## Okunacak Bölüm
****************

Nûh Aleyhisselam’dan sonra da Resüller geldi ve gönderildikleri toplumları yalnız Allah’a cc ibadet etmeye, tapınageldikleri şeylerin ibâdete layık olmadıklarını orılara anlattılar. Bu hak batıl mücadelesi, Muhammed sav. gelinceye kadar da böylece devam etti. Allah Resûlü sav. kendisine nübüvvet verilmeden önce de çevresinde “sâdıkû’l-emîn/ doğru ve güvenilir” olarak bilinmesine rağmen onları; tevhide, yalnız Allah’a kul olmaya davet ettiğinde, “yalancılık ve sihirbazlıkla” suçlandı.

İşte bu, toplumlarını şirkten arındırarak tevhid inancına çağıran her peygamberin karşılaştığı bir durumdur. Bu mücadele her zaman varolmuştur.

****************

## Verilen Bilgiler
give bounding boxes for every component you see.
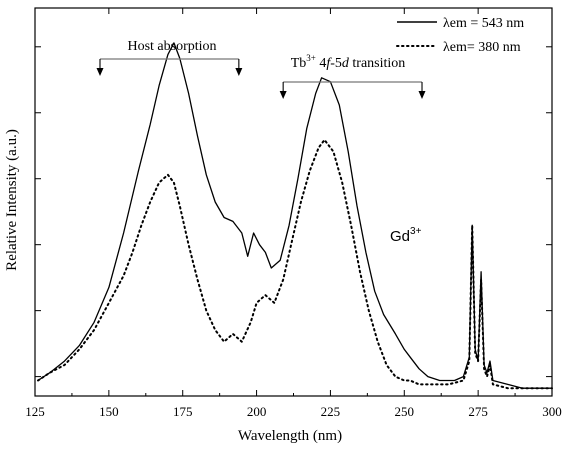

****************

## Görev Koşulları
1 - Tevhid mücadelesi hakkındaki bölümden "Nûh Aleyhisselam’dan sonra" ile başlayıp "her zaman varolmuştur." ile biten kısmı aynen yazdırın.
2 - Tevhid mücadelesi hakkındaki bölüme göre şu soruları cevaplayın:
(a) Hak batıl mücadelesi ne zamana kadar böylece devam etti?
(b) Allah Resûlü tevhide davet ettiğinde neyle suçlandı?
(c) Bu durumla hangi peygamberler karşılaşmıştır?

## Sıralı Sonuçlar
1 -
Nûh Aleyhisselam’dan sonra da Resüller geldi ve gönderildikleri toplumları yalnız Allah’a cc ibadet etmeye, tapınageldikleri şeylerin ibâdete layık olmadıklarını orılara anlattılar. Bu hak batıl mücadelesi, Muhammed sav. gelinceye kadar da böylece devam etti. Allah Resûlü sav. kendisine nübüvvet verilmeden önce de çevresinde “sâdıkû’l-emîn/ doğru ve güvenilir” olarak bilinmesine rağmen onları; tevhide, yalnız Allah’a kul olmaya davet ettiğinde, “yalancılık ve sihirbazlıkla” suçlandı.

İşte bu, toplumlarını şirkten arındırarak tevhid inancına çağıran her peygamberin karşılaştığı bir durumdur. Bu mücadele her zaman varolmuştur.

2 -
(a) Muhammed sav. gelinceye kadar.
(b) Yalancılık ve sihirbazlıkla.
(c) Toplumlarını şirkten arındırarak tevhid inancına çağıran her peygamber.